→ **EXERCISE TASK**
Your answer should be one number: how many lines of the records hold the string "PowerShell".

→ **EXCERPTED DATA**
+ + + + +

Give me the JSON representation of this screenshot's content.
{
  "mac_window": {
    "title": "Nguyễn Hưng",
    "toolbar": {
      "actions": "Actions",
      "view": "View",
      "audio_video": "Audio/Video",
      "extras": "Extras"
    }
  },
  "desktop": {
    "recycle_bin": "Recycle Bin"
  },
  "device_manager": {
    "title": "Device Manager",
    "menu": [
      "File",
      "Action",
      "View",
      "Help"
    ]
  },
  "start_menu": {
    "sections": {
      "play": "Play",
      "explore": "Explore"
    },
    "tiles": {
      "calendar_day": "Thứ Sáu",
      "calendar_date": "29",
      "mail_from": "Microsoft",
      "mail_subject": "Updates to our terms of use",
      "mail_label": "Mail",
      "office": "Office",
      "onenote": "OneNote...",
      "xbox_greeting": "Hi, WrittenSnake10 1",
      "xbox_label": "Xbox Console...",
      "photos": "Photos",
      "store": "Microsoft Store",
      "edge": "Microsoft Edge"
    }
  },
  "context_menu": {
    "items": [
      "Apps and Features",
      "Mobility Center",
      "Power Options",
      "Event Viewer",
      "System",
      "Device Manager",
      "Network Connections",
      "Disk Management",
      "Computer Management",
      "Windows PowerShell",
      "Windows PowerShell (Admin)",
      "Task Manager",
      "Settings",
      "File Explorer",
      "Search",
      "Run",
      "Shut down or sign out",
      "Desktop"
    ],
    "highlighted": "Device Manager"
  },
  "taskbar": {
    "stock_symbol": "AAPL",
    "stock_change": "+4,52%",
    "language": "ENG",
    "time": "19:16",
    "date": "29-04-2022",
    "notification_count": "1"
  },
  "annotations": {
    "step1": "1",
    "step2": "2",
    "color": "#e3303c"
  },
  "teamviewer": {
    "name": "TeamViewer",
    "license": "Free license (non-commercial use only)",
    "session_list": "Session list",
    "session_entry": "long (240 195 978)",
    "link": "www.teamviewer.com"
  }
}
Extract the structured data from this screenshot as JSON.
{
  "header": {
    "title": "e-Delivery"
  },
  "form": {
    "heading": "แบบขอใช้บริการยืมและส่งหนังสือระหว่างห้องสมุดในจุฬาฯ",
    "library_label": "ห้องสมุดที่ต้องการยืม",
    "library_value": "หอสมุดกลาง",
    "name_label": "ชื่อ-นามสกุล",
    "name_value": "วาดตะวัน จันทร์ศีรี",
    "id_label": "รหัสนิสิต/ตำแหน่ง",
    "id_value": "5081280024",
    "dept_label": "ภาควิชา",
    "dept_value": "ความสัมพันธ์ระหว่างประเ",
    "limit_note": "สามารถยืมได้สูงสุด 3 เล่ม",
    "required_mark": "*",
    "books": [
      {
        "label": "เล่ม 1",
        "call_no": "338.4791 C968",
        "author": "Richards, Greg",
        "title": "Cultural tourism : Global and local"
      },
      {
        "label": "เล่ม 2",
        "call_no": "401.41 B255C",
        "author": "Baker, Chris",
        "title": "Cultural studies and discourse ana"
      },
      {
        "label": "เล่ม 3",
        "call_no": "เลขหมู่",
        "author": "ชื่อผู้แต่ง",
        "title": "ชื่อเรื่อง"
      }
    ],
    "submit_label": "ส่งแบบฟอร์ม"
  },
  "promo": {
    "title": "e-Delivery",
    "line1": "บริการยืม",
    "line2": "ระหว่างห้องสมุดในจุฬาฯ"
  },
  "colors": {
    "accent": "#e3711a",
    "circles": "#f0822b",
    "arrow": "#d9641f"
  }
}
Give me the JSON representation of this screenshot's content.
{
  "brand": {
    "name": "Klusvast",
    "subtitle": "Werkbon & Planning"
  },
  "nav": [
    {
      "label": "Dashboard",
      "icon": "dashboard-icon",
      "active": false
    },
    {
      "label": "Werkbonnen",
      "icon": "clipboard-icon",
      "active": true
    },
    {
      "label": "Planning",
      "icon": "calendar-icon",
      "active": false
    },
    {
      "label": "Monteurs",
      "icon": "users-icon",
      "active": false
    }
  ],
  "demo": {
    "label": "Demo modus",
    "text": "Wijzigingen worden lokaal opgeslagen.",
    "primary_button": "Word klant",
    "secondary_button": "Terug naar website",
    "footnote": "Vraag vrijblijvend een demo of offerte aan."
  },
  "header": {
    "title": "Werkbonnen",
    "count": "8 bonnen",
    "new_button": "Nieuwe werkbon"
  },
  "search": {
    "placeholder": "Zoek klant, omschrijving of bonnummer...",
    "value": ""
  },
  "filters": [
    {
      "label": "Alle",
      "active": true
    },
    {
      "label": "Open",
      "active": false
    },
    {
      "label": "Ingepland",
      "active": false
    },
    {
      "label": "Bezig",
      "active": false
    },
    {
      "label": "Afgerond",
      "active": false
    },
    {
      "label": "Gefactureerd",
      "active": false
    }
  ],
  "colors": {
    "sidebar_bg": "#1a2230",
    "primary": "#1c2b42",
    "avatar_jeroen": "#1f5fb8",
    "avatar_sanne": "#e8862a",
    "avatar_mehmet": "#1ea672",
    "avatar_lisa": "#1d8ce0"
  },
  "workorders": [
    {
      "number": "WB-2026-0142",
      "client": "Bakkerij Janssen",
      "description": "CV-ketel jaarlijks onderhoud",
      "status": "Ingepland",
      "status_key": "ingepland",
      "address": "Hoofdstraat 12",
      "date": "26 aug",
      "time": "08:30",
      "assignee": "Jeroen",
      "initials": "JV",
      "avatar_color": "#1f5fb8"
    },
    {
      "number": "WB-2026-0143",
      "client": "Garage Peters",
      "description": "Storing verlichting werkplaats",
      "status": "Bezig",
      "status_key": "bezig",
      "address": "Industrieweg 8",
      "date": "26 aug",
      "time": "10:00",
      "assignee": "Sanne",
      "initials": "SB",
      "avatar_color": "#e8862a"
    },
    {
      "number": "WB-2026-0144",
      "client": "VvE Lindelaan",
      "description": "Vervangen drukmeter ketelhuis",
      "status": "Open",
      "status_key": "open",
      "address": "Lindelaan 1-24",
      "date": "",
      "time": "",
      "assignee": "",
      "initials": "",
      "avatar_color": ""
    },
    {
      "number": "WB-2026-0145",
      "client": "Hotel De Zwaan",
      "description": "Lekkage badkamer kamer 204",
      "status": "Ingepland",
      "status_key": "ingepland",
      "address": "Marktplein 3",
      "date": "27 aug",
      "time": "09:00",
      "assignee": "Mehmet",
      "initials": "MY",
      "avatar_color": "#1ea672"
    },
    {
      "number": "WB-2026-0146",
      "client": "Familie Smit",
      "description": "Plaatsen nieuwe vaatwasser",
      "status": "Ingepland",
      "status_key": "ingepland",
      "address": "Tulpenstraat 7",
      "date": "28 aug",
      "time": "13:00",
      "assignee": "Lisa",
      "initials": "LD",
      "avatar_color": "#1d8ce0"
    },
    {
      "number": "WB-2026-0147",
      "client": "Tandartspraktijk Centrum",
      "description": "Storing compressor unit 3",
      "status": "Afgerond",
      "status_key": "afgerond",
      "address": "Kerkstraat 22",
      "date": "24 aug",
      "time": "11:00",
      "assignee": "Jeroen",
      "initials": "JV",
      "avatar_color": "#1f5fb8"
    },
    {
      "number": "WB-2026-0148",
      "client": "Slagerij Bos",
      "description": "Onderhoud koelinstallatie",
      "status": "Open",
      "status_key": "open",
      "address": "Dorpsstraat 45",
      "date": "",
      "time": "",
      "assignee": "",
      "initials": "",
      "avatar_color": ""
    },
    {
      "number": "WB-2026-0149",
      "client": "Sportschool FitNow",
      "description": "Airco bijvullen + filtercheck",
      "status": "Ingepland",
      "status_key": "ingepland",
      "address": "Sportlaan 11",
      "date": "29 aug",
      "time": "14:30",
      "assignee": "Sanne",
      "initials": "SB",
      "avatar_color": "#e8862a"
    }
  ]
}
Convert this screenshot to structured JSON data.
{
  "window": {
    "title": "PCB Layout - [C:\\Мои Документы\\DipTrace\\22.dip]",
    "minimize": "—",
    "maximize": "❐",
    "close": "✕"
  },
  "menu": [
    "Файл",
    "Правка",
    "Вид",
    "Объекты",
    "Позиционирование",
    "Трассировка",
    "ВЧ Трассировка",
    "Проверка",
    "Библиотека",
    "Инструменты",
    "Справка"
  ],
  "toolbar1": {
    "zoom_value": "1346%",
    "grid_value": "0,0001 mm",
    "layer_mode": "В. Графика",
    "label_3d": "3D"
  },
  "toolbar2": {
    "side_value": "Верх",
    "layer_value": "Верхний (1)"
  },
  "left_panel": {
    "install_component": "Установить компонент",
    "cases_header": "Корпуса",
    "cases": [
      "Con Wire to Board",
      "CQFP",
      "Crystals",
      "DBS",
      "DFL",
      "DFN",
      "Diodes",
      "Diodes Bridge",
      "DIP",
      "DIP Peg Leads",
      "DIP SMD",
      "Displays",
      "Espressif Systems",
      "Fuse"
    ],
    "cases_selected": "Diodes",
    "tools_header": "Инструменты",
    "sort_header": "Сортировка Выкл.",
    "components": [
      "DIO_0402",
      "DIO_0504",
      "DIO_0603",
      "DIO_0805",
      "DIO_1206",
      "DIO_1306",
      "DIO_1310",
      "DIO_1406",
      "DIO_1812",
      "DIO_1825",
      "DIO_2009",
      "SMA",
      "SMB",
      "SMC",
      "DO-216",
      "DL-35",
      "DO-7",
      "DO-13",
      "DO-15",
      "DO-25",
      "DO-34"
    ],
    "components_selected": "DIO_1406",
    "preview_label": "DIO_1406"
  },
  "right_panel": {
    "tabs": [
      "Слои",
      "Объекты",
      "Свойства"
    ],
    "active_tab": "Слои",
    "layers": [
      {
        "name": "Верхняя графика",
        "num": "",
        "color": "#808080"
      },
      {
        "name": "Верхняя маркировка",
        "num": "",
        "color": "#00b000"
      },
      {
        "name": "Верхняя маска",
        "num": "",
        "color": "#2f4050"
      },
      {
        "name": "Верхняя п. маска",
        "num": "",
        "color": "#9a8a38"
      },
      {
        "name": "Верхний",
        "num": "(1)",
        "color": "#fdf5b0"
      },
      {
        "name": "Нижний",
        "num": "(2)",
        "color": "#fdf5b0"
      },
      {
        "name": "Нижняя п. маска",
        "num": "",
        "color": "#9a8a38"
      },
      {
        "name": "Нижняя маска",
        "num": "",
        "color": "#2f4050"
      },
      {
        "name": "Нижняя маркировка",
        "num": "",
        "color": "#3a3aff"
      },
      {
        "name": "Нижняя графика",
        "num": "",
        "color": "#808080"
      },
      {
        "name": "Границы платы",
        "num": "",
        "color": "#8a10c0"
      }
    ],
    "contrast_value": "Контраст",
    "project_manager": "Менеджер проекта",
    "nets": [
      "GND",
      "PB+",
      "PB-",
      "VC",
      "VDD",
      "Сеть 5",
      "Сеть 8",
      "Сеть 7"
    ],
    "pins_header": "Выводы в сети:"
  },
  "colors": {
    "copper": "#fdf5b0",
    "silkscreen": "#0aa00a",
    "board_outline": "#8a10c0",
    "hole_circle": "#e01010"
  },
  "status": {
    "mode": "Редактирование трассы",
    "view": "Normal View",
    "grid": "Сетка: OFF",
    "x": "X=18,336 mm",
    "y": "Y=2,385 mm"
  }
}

+ + + + +

→ **EXERCISE SOLUTION**
2